▶ [Text provided]
-- -- --

It seems to me, the time to resolve and the quality of the resolution are improved by having unencumbered communications between vested parties.

With serious amounts of funds at stake, you are correct.  A post on the Bitcoin Foundation forum might be a good place to raise this topic.

Apparently Mt. Gox can dictate to the miners despite the developers.  Is this desirable?

I was giving a "for instance".  I've no knowledge of anything like that being tried.   They definitely have the power to do that though (choose which protocol to use, then communicate that decision to the miners).  

If another entity attempted to dictate to the miners contrary to Mt. Gox then the majority would win, right?

The majority of mining capacity is needed to maintain having the longest chain.

-- -- --

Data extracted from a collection

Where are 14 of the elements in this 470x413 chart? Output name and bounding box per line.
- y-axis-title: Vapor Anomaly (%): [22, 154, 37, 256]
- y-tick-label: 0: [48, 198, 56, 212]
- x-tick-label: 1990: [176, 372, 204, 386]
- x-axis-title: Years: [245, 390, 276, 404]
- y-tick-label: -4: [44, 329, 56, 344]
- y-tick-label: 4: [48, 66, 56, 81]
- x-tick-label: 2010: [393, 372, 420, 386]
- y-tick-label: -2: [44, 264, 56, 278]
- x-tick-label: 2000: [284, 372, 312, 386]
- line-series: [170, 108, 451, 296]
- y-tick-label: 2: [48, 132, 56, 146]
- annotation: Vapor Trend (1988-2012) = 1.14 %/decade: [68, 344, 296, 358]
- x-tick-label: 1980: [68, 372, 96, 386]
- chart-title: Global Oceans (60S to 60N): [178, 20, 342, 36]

-- -- --

▶ [Exercise set]
A - In the discussion of Mt. Gox and the miners, what is needed to maintain having the longest chain?
B - Show each line of the listing that includes the string "axis".

▶ [Responses by task]
A - The majority of mining capacity.

B -
- y-axis-title: Vapor Anomaly (%): [22, 154, 37, 256]
- x-axis-title: Years: [245, 390, 276, 404]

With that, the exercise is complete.